### The problem
Scan the data beneath this task and copy each line that includes "knop".

[Dataset items]
------------------------------------------------------------

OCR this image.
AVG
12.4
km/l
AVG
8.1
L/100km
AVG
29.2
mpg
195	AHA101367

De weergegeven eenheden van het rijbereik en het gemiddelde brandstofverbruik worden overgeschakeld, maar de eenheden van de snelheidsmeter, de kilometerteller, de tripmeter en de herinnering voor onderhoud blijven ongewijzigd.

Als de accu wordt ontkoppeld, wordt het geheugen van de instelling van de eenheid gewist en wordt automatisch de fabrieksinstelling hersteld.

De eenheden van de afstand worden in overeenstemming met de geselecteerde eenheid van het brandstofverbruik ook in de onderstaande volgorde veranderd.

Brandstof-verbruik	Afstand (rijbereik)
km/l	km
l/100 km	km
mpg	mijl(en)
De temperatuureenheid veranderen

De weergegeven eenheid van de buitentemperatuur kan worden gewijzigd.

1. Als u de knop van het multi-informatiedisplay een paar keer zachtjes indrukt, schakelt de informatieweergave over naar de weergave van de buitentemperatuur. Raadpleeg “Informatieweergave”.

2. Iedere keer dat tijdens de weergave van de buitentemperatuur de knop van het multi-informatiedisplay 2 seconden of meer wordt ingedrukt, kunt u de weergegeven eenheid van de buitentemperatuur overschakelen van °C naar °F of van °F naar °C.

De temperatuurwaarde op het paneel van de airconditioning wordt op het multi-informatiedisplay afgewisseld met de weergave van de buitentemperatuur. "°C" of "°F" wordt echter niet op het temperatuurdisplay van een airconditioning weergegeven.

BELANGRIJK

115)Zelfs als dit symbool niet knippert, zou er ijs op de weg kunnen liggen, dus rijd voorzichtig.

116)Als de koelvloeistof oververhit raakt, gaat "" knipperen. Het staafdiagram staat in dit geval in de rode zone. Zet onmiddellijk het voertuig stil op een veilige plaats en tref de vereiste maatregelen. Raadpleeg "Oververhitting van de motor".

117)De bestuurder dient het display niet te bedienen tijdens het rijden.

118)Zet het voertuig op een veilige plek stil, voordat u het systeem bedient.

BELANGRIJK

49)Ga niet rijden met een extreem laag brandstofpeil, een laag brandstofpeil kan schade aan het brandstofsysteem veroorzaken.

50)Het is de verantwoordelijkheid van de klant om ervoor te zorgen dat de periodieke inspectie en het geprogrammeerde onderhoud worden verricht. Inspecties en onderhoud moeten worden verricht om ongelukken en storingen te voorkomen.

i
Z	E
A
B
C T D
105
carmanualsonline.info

------------------------------------------------------------

### Exercise output
1. Als u de knop van het multi-informatiedisplay een paar keer zachtjes indrukt, schakelt de informatieweergave over naar de weergave van de buitentemperatuur. Raadpleeg “Informatieweergave”.
2. Iedere keer dat tijdens de weergave van de buitentemperatuur de knop van het multi-informatiedisplay 2 seconden of meer wordt ingedrukt, kunt u de weergegeven eenheid van de buitentemperatuur overschakelen van °C naar °F of van °F naar °C.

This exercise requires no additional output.